= Material supplied =
┏━━

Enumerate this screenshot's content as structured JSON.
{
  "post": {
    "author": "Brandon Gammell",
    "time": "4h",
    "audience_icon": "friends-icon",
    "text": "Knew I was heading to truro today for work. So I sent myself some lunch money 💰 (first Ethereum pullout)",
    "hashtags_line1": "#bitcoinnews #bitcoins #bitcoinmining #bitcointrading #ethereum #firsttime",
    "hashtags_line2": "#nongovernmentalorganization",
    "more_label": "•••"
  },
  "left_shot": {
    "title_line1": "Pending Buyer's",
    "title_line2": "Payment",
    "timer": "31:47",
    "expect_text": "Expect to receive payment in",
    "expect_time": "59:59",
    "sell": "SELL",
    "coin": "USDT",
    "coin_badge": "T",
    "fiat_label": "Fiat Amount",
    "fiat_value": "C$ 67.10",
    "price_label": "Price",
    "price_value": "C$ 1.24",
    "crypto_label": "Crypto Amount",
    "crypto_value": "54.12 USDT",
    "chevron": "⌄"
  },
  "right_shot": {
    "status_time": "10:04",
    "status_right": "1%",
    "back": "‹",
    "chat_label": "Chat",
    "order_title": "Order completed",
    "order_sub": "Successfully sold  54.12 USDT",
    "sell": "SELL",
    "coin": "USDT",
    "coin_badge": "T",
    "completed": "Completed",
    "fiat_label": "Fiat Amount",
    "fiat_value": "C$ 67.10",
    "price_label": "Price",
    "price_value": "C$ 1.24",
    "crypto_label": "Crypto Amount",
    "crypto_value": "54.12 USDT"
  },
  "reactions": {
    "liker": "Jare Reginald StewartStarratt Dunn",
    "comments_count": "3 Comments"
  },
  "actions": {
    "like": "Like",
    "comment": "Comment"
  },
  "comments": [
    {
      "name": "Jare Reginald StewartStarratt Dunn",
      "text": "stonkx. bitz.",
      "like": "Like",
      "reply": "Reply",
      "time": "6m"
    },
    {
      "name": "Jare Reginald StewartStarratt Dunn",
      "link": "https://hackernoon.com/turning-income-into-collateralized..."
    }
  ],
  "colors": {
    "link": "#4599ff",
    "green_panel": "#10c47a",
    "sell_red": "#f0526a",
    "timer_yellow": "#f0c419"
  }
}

┗━━
┏━━

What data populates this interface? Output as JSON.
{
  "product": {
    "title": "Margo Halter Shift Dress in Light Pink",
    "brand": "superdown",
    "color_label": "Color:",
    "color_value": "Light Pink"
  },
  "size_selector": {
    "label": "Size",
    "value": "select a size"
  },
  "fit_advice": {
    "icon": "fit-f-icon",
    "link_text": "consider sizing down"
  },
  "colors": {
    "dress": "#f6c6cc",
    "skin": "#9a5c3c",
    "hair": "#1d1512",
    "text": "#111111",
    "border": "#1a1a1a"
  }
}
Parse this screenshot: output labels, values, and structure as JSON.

┗━━

= Objective =
Output exactly the lines running from the line containing "What data populates" through the line containing "Parse this screenshot: output", and only those lines.

= The completed task =
What data populates this interface? Output as JSON.
{
  "product": {
    "title": "Margo Halter Shift Dress in Light Pink",
    "brand": "superdown",
    "color_label": "Color:",
    "color_value": "Light Pink"
  },
  "size_selector": {
    "label": "Size",
    "value": "select a size"
  },
  "fit_advice": {
    "icon": "fit-f-icon",
    "link_text": "consider sizing down"
  },
  "colors": {
    "dress": "#f6c6cc",
    "skin": "#9a5c3c",
    "hair": "#1d1512",
    "text": "#111111",
    "border": "#1a1a1a"
  }
}
Parse this screenshot: output labels, values, and structure as JSON.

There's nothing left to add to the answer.